Below are records to repeat exactly. Omit the pictures from the copy.

BEGIN

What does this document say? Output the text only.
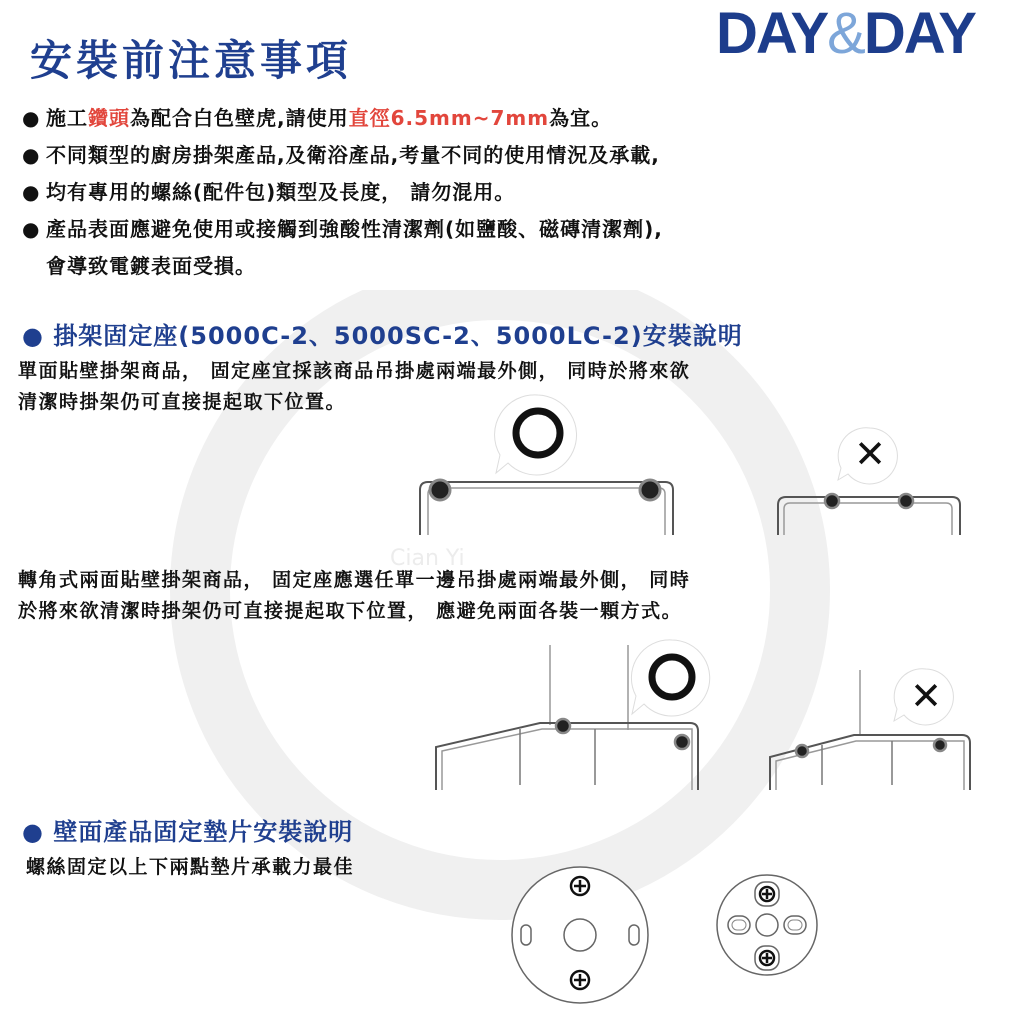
Cian Yi
安裝前注意事項	DAY&DAY
● 施工鑽頭為配合白色壁虎,請使用直徑6.5mm~7mm為宜。
● 不同類型的廚房掛架產品,及衛浴產品,考量不同的使用情況及承載,
● 均有專用的螺絲(配件包)類型及長度， 請勿混用。
● 產品表面應避免使用或接觸到強酸性清潔劑(如鹽酸、磁磚清潔劑),
會導致電鍍表面受損。
● 掛架固定座(5000C-2、5000SC-2、5000LC-2)安裝說明
單面貼壁掛架商品， 固定座宜採該商品吊掛處兩端最外側， 同時於將來欲
清潔時掛架仍可直接提起取下位置。
✕
轉角式兩面貼壁掛架商品， 固定座應選任單一邊吊掛處兩端最外側， 同時
於將來欲清潔時掛架仍可直接提起取下位置， 應避免兩面各裝一顆方式。
✕
● 壁面產品固定墊片安裝說明
螺絲固定以上下兩點墊片承載力最佳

END

> [Answer in full]:
What does this document say? Output the text only.
Cian Yi
安裝前注意事項	DAY&DAY
● 施工鑽頭為配合白色壁虎,請使用直徑6.5mm~7mm為宜。
● 不同類型的廚房掛架產品,及衛浴產品,考量不同的使用情況及承載,
● 均有專用的螺絲(配件包)類型及長度， 請勿混用。
● 產品表面應避免使用或接觸到強酸性清潔劑(如鹽酸、磁磚清潔劑),
會導致電鍍表面受損。
● 掛架固定座(5000C-2、5000SC-2、5000LC-2)安裝說明
單面貼壁掛架商品， 固定座宜採該商品吊掛處兩端最外側， 同時於將來欲
清潔時掛架仍可直接提起取下位置。
✕
轉角式兩面貼壁掛架商品， 固定座應選任單一邊吊掛處兩端最外側， 同時
於將來欲清潔時掛架仍可直接提起取下位置， 應避免兩面各裝一顆方式。
✕
● 壁面產品固定墊片安裝說明
螺絲固定以上下兩點墊片承載力最佳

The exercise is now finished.